> **THE TASK**: Transcribe each line of the material as it is, and drop any picture.

[Dataset excerpts]
.....

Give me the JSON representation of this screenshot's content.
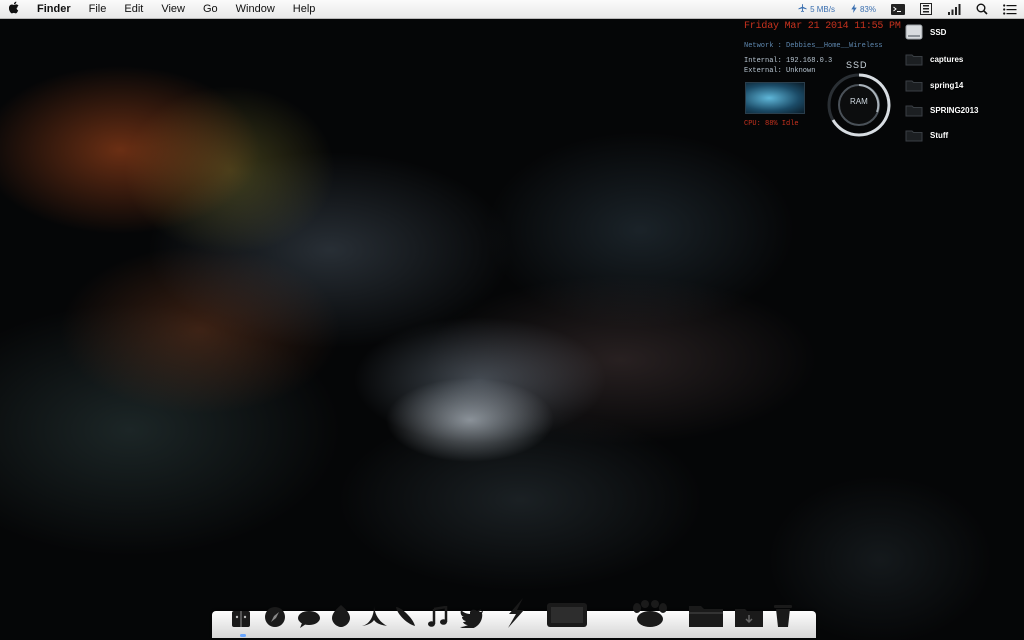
{
  "menubar": {
    "apple_icon": "apple-icon",
    "app_name": "Finder",
    "items": [
      "File",
      "Edit",
      "View",
      "Go",
      "Window",
      "Help"
    ],
    "network_speed": "5 MB/s",
    "battery": "83%"
  },
  "geektool": {
    "datetime": "Friday Mar 21 2014 11:55 PM",
    "network": "Network : Debbies__Home__Wireless",
    "internal": "Internal: 192.168.0.3",
    "external": "External: Unknown",
    "cpu": "CPU: 88% Idle"
  },
  "ring_meter": {
    "top_label": "SSD",
    "center_label": "RAM"
  },
  "desktop_icons": [
    {
      "label": "SSD",
      "icon": "drive-icon"
    },
    {
      "label": "captures",
      "icon": "folder-icon"
    },
    {
      "label": "spring14",
      "icon": "folder-icon"
    },
    {
      "label": "SPRING2013",
      "icon": "folder-icon"
    },
    {
      "label": "Stuff",
      "icon": "folder-icon"
    }
  ],
  "dock": {
    "items": [
      "finder-icon",
      "safari-icon",
      "messages-icon",
      "mail-icon",
      "launchpad-icon",
      "notes-icon",
      "music-icon",
      "twitter-icon",
      "lightning-icon",
      "display-icon",
      "paw-icon",
      "folder-icon",
      "downloads-folder-icon",
      "trash-icon"
    ]
  },
  "colors": {
    "geektool_red": "#c8321e",
    "geektool_blue": "#5f88b0",
    "menubar_status_blue": "#3a6fb0"
  }
}
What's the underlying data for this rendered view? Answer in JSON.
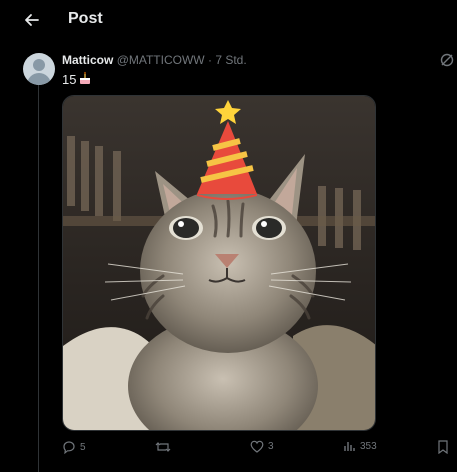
{
  "header": {
    "title": "Post"
  },
  "post": {
    "author_name": "Matticow",
    "handle": "@MATTICOWW",
    "separator": "·",
    "time": "7 Std.",
    "text": "15",
    "emoji_icon": "birthday-cake-icon",
    "media_description_icon": "cat-with-party-hat"
  },
  "actions": {
    "replies": "5",
    "reposts": "",
    "likes": "3",
    "views": "353"
  },
  "colors": {
    "background": "#000000",
    "text": "#e7e9ea",
    "muted": "#71767b",
    "border": "#2f3336"
  }
}
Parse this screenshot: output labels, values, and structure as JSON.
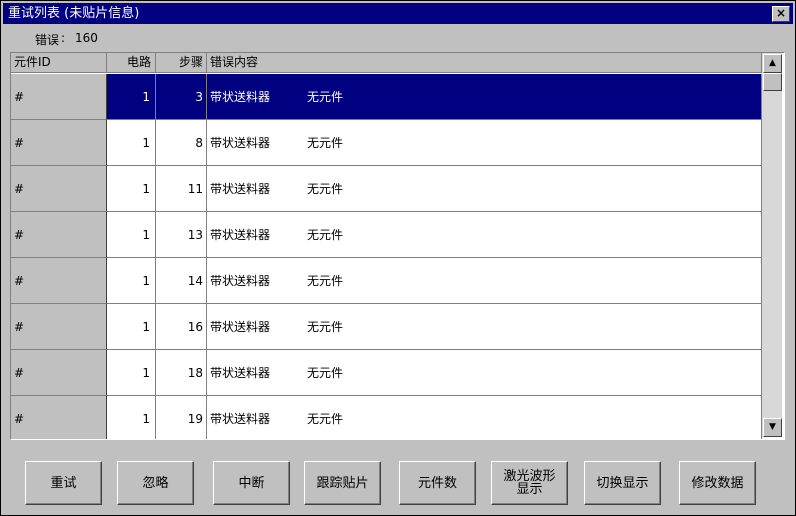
{
  "window": {
    "title": "重试列表 (未贴片信息)",
    "close_label": "×"
  },
  "errors": {
    "label": "错误",
    "separator": ":",
    "count": "160"
  },
  "table": {
    "headers": [
      "元件ID",
      "电路",
      "步骤",
      "错误内容"
    ],
    "rows": [
      {
        "id": "#",
        "circuit": "1",
        "step": "3",
        "error_source": "带状送料器",
        "error_text": "无元件",
        "selected": true
      },
      {
        "id": "#",
        "circuit": "1",
        "step": "8",
        "error_source": "带状送料器",
        "error_text": "无元件",
        "selected": false
      },
      {
        "id": "#",
        "circuit": "1",
        "step": "11",
        "error_source": "带状送料器",
        "error_text": "无元件",
        "selected": false
      },
      {
        "id": "#",
        "circuit": "1",
        "step": "13",
        "error_source": "带状送料器",
        "error_text": "无元件",
        "selected": false
      },
      {
        "id": "#",
        "circuit": "1",
        "step": "14",
        "error_source": "带状送料器",
        "error_text": "无元件",
        "selected": false
      },
      {
        "id": "#",
        "circuit": "1",
        "step": "16",
        "error_source": "带状送料器",
        "error_text": "无元件",
        "selected": false
      },
      {
        "id": "#",
        "circuit": "1",
        "step": "18",
        "error_source": "带状送料器",
        "error_text": "无元件",
        "selected": false
      },
      {
        "id": "#",
        "circuit": "1",
        "step": "19",
        "error_source": "带状送料器",
        "error_text": "无元件",
        "selected": false
      }
    ]
  },
  "scrollbar": {
    "up_arrow": "▲",
    "down_arrow": "▼"
  },
  "buttons": {
    "retry": "重试",
    "ignore": "忽略",
    "abort": "中断",
    "trace": "跟踪贴片",
    "part_count": "元件数",
    "laser_line1": "激光波形",
    "laser_line2": "显示",
    "toggle_display": "切换显示",
    "modify_data": "修改数据"
  },
  "colors": {
    "title_bar": "#000080",
    "selection": "#000080",
    "face": "#c0c0c0"
  }
}
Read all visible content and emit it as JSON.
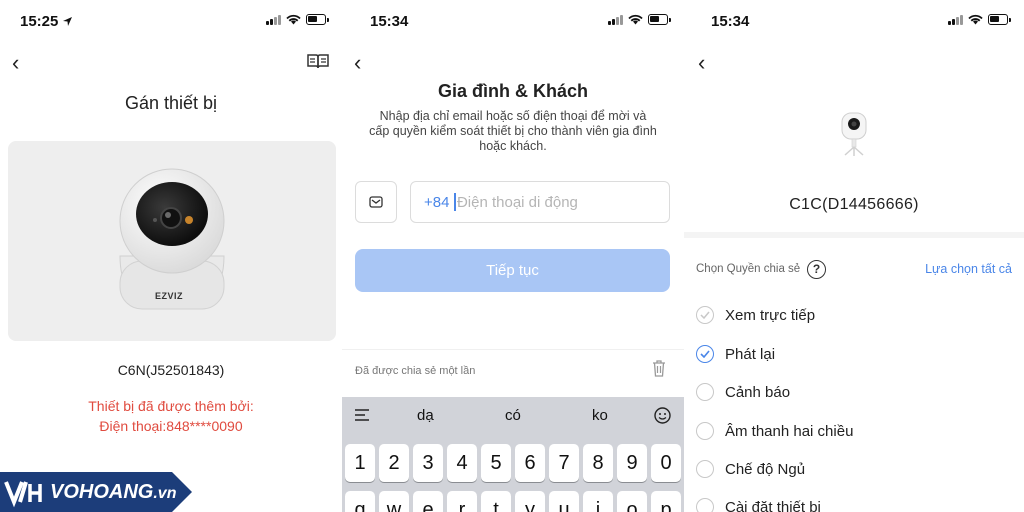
{
  "panel1": {
    "time": "15:25",
    "title": "Gán thiết bị",
    "camera_brand": "EZVIZ",
    "device_name": "C6N(J52501843)",
    "added_by_line1": "Thiết bị đã được thêm bởi:",
    "added_by_line2": "Điện thoại:848****0090"
  },
  "panel2": {
    "time": "15:34",
    "title": "Gia đình & Khách",
    "description": "Nhập địa chỉ email hoặc số điện thoại để mời và cấp quyền kiểm soát thiết bị cho thành viên gia đình hoặc khách.",
    "country_code": "+84",
    "phone_placeholder": "Điện thoại di động",
    "continue_label": "Tiếp tục",
    "shared_once": "Đã được chia sẻ một lần",
    "suggestions": [
      "dạ",
      "có",
      "ko"
    ],
    "number_keys": [
      "1",
      "2",
      "3",
      "4",
      "5",
      "6",
      "7",
      "8",
      "9",
      "0"
    ],
    "letter_keys": [
      "q",
      "w",
      "e",
      "r",
      "t",
      "y",
      "u",
      "i",
      "o",
      "p"
    ]
  },
  "panel3": {
    "time": "15:34",
    "device_name": "C1C(D14456666)",
    "choose_permission": "Chọn Quyền chia sẻ",
    "help": "?",
    "select_all": "Lựa chọn tất cả",
    "permissions": [
      {
        "label": "Xem trực tiếp",
        "checked": false
      },
      {
        "label": "Phát lại",
        "checked": true
      },
      {
        "label": "Cảnh báo",
        "checked": false
      },
      {
        "label": "Âm thanh hai chiều",
        "checked": false
      },
      {
        "label": "Chế độ Ngủ",
        "checked": false
      },
      {
        "label": "Cài đặt thiết bị",
        "checked": false
      }
    ]
  },
  "watermark": {
    "brand": "VOHOANG",
    "suffix": ".vn"
  },
  "colors": {
    "accent": "#4a86e8",
    "alert": "#e04b3f",
    "button_disabled": "#a9c6f5",
    "watermark_bg": "#1c3d7a"
  }
}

.....

> **FINAL ANSWER**:
Give me the JSON representation of this screenshot's content.
{
  "menubar": {
    "apple_icon": "apple-icon",
    "app_name": "Finder",
    "items": [
      "File",
      "Edit",
      "View",
      "Go",
      "Window",
      "Help"
    ],
    "network_speed": "5 MB/s",
    "battery": "83%"
  },
  "geektool": {
    "datetime": "Friday Mar 21 2014 11:55 PM",
    "network": "Network : Debbies__Home__Wireless",
    "internal": "Internal: 192.168.0.3",
    "external": "External: Unknown",
    "cpu": "CPU: 88% Idle"
  },
  "ring_meter": {
    "top_label": "SSD",
    "center_label": "RAM"
  },
  "desktop_icons": [
    {
      "label": "SSD",
      "icon": "drive-icon"
    },
    {
      "label": "captures",
      "icon": "folder-icon"
    },
    {
      "label": "spring14",
      "icon": "folder-icon"
    },
    {
      "label": "SPRING2013",
      "icon": "folder-icon"
    },
    {
      "label": "Stuff",
      "icon": "folder-icon"
    }
  ],
  "dock": {
    "items": [
      "finder-icon",
      "safari-icon",
      "messages-icon",
      "mail-icon",
      "launchpad-icon",
      "notes-icon",
      "music-icon",
      "twitter-icon",
      "lightning-icon",
      "display-icon",
      "paw-icon",
      "folder-icon",
      "downloads-folder-icon",
      "trash-icon"
    ]
  },
  "colors": {
    "geektool_red": "#c8321e",
    "geektool_blue": "#5f88b0",
    "menubar_status_blue": "#3a6fb0"
  }
}
What's the underlying data for this rendered view? Answer in JSON.
{
  "header": {
    "title": "Post"
  },
  "post": {
    "author_name": "Matticow",
    "handle": "@MATTICOWW",
    "separator": "·",
    "time": "7 Std.",
    "text": "15",
    "emoji_icon": "birthday-cake-icon",
    "media_description_icon": "cat-with-party-hat"
  },
  "actions": {
    "replies": "5",
    "reposts": "",
    "likes": "3",
    "views": "353"
  },
  "colors": {
    "background": "#000000",
    "text": "#e7e9ea",
    "muted": "#71767b",
    "border": "#2f3336"
  }
}
Parse this screenshot: output labels, values, and structure as JSON.
{
  "window": {
    "title": "重试列表 (未贴片信息)",
    "close_label": "×"
  },
  "errors": {
    "label": "错误",
    "separator": ":",
    "count": "160"
  },
  "table": {
    "headers": [
      "元件ID",
      "电路",
      "步骤",
      "错误内容"
    ],
    "rows": [
      {
        "id": "#",
        "circuit": "1",
        "step": "3",
        "error_source": "带状送料器",
        "error_text": "无元件",
        "selected": true
      },
      {
        "id": "#",
        "circuit": "1",
        "step": "8",
        "error_source": "带状送料器",
        "error_text": "无元件",
        "selected": false
      },
      {
        "id": "#",
        "circuit": "1",
        "step": "11",
        "error_source": "带状送料器",
        "error_text": "无元件",
        "selected": false
      },
      {
        "id": "#",
        "circuit": "1",
        "step": "13",
        "error_source": "带状送料器",
        "error_text": "无元件",
        "selected": false
      },
      {
        "id": "#",
        "circuit": "1",
        "step": "14",
        "error_source": "带状送料器",
        "error_text": "无元件",
        "selected": false
      },
      {
        "id": "#",
        "circuit": "1",
        "step": "16",
        "error_source": "带状送料器",
        "error_text": "无元件",
        "selected": false
      },
      {
        "id": "#",
        "circuit": "1",
        "step": "18",
        "error_source": "带状送料器",
        "error_text": "无元件",
        "selected": false
      },
      {
        "id": "#",
        "circuit": "1",
        "step": "19",
        "error_source": "带状送料器",
        "error_text": "无元件",
        "selected": false
      }
    ]
  },
  "scrollbar": {
    "up_arrow": "▲",
    "down_arrow": "▼"
  },
  "buttons": {
    "retry": "重试",
    "ignore": "忽略",
    "abort": "中断",
    "trace": "跟踪贴片",
    "part_count": "元件数",
    "laser_line1": "激光波形",
    "laser_line2": "显示",
    "toggle_display": "切换显示",
    "modify_data": "修改数据"
  },
  "colors": {
    "title_bar": "#000080",
    "selection": "#000080",
    "face": "#c0c0c0"
  }
}
Read all visible content and emit it as JSON.
{
  "panel1": {
    "time": "15:25",
    "title": "Gán thiết bị",
    "camera_brand": "EZVIZ",
    "device_name": "C6N(J52501843)",
    "added_by_line1": "Thiết bị đã được thêm bởi:",
    "added_by_line2": "Điện thoại:848****0090"
  },
  "panel2": {
    "time": "15:34",
    "title": "Gia đình & Khách",
    "description": "Nhập địa chỉ email hoặc số điện thoại để mời và cấp quyền kiểm soát thiết bị cho thành viên gia đình hoặc khách.",
    "country_code": "+84",
    "phone_placeholder": "Điện thoại di động",
    "continue_label": "Tiếp tục",
    "shared_once": "Đã được chia sẻ một lần",
    "suggestions": [
      "dạ",
      "có",
      "ko"
    ],
    "number_keys": [
      "1",
      "2",
      "3",
      "4",
      "5",
      "6",
      "7",
      "8",
      "9",
      "0"
    ],
    "letter_keys": [
      "q",
      "w",
      "e",
      "r",
      "t",
      "y",
      "u",
      "i",
      "o",
      "p"
    ]
  },
  "panel3": {
    "time": "15:34",
    "device_name": "C1C(D14456666)",
    "choose_permission": "Chọn Quyền chia sẻ",
    "help": "?",
    "select_all": "Lựa chọn tất cả",
    "permissions": [
      {
        "label": "Xem trực tiếp",
        "checked": false
      },
      {
        "label": "Phát lại",
        "checked": true
      },
      {
        "label": "Cảnh báo",
        "checked": false
      },
      {
        "label": "Âm thanh hai chiều",
        "checked": false
      },
      {
        "label": "Chế độ Ngủ",
        "checked": false
      },
      {
        "label": "Cài đặt thiết bị",
        "checked": false
      }
    ]
  },
  "watermark": {
    "brand": "VOHOANG",
    "suffix": ".vn"
  },
  "colors": {
    "accent": "#4a86e8",
    "alert": "#e04b3f",
    "button_disabled": "#a9c6f5",
    "watermark_bg": "#1c3d7a"
  }
}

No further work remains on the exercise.